[Excerpts from a layout annotation set]
# # # # #

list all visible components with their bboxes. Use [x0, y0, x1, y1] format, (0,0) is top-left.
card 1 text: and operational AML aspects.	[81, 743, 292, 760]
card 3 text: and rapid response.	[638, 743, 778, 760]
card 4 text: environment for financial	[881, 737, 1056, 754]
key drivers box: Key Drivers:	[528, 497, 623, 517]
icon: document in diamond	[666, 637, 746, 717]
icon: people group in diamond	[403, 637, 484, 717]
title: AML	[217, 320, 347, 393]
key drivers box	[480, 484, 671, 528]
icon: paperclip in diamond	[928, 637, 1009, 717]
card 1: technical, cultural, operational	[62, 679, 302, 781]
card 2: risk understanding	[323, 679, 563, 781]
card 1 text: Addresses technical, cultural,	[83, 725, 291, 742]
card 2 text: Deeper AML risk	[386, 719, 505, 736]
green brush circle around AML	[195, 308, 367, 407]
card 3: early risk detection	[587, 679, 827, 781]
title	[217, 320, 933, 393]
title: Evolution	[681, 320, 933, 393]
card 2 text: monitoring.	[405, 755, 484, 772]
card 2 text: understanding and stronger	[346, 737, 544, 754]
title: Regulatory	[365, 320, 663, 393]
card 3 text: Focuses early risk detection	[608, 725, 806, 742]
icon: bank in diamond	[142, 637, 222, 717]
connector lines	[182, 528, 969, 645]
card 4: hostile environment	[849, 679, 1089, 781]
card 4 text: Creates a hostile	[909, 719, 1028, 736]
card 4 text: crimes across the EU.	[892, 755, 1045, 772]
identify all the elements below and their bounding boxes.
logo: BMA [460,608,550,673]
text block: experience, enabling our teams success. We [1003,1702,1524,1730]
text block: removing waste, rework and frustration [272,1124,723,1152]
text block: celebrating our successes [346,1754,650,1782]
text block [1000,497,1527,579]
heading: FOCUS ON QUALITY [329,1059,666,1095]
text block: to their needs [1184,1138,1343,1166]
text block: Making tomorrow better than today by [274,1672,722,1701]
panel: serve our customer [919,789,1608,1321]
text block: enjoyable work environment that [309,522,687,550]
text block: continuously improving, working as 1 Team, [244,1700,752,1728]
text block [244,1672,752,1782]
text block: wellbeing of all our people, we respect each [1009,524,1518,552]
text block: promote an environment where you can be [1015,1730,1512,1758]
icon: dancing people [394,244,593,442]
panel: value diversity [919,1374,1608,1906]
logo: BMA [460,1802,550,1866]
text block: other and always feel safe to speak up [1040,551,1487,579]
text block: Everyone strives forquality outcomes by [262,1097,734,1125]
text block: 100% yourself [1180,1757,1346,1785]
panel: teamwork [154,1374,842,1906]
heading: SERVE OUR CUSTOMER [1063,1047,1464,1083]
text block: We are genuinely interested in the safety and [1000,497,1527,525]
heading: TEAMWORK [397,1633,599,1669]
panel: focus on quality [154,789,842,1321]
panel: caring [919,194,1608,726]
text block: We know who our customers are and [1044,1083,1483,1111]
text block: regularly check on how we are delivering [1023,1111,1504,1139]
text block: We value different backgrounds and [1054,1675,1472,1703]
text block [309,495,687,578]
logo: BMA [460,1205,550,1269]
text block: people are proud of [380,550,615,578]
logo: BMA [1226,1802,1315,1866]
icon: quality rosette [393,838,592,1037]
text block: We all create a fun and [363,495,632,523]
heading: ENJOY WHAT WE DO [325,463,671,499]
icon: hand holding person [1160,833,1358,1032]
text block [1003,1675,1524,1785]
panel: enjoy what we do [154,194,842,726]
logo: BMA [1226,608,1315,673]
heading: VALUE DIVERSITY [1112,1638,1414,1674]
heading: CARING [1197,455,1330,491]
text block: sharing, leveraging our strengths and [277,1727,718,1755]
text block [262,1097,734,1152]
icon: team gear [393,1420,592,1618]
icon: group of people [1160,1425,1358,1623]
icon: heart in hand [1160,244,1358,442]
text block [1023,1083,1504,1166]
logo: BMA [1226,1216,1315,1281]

# # # # #

Repeat all of the rows above verbatim, keeping every character and the original order.

list all visible components with their bboxes. Use [x0, y0, x1, y1] format, (0,0) is top-left.
card 1 text: and operational AML aspects.	[81, 743, 292, 760]
card 3 text: and rapid response.	[638, 743, 778, 760]
card 4 text: environment for financial	[881, 737, 1056, 754]
key drivers box: Key Drivers:	[528, 497, 623, 517]
icon: document in diamond	[666, 637, 746, 717]
icon: people group in diamond	[403, 637, 484, 717]
title: AML	[217, 320, 347, 393]
key drivers box	[480, 484, 671, 528]
icon: paperclip in diamond	[928, 637, 1009, 717]
card 1: technical, cultural, operational	[62, 679, 302, 781]
card 2: risk understanding	[323, 679, 563, 781]
card 1 text: Addresses technical, cultural,	[83, 725, 291, 742]
card 2 text: Deeper AML risk	[386, 719, 505, 736]
green brush circle around AML	[195, 308, 367, 407]
card 3: early risk detection	[587, 679, 827, 781]
title	[217, 320, 933, 393]
title: Evolution	[681, 320, 933, 393]
card 2 text: monitoring.	[405, 755, 484, 772]
card 2 text: understanding and stronger	[346, 737, 544, 754]
title: Regulatory	[365, 320, 663, 393]
card 3 text: Focuses early risk detection	[608, 725, 806, 742]
icon: bank in diamond	[142, 637, 222, 717]
connector lines	[182, 528, 969, 645]
card 4: hostile environment	[849, 679, 1089, 781]
card 4 text: Creates a hostile	[909, 719, 1028, 736]
card 4 text: crimes across the EU.	[892, 755, 1045, 772]
identify all the elements below and their bounding boxes.
logo: BMA [460,608,550,673]
text block: experience, enabling our teams success. We [1003,1702,1524,1730]
text block: removing waste, rework and frustration [272,1124,723,1152]
text block: celebrating our successes [346,1754,650,1782]
text block [1000,497,1527,579]
heading: FOCUS ON QUALITY [329,1059,666,1095]
text block: to their needs [1184,1138,1343,1166]
text block: Making tomorrow better than today by [274,1672,722,1701]
panel: serve our customer [919,789,1608,1321]
text block: enjoyable work environment that [309,522,687,550]
text block: continuously improving, working as 1 Team, [244,1700,752,1728]
text block [244,1672,752,1782]
text block: wellbeing of all our people, we respect each [1009,524,1518,552]
text block: promote an environment where you can be [1015,1730,1512,1758]
icon: dancing people [394,244,593,442]
panel: value diversity [919,1374,1608,1906]
logo: BMA [460,1802,550,1866]
text block: other and always feel safe to speak up [1040,551,1487,579]
text block: Everyone strives forquality outcomes by [262,1097,734,1125]
text block: 100% yourself [1180,1757,1346,1785]
panel: teamwork [154,1374,842,1906]
heading: SERVE OUR CUSTOMER [1063,1047,1464,1083]
text block: We are genuinely interested in the safety and [1000,497,1527,525]
heading: TEAMWORK [397,1633,599,1669]
panel: focus on quality [154,789,842,1321]
panel: caring [919,194,1608,726]
text block: We know who our customers are and [1044,1083,1483,1111]
text block: regularly check on how we are delivering [1023,1111,1504,1139]
text block: We value different backgrounds and [1054,1675,1472,1703]
text block [309,495,687,578]
logo: BMA [460,1205,550,1269]
text block: people are proud of [380,550,615,578]
logo: BMA [1226,1802,1315,1866]
icon: quality rosette [393,838,592,1037]
text block: We all create a fun and [363,495,632,523]
heading: ENJOY WHAT WE DO [325,463,671,499]
icon: hand holding person [1160,833,1358,1032]
text block [1003,1675,1524,1785]
panel: enjoy what we do [154,194,842,726]
logo: BMA [1226,608,1315,673]
heading: VALUE DIVERSITY [1112,1638,1414,1674]
heading: CARING [1197,455,1330,491]
text block: sharing, leveraging our strengths and [277,1727,718,1755]
text block [262,1097,734,1152]
icon: team gear [393,1420,592,1618]
icon: group of people [1160,1425,1358,1623]
icon: heart in hand [1160,244,1358,442]
text block [1023,1083,1504,1166]
logo: BMA [1226,1216,1315,1281]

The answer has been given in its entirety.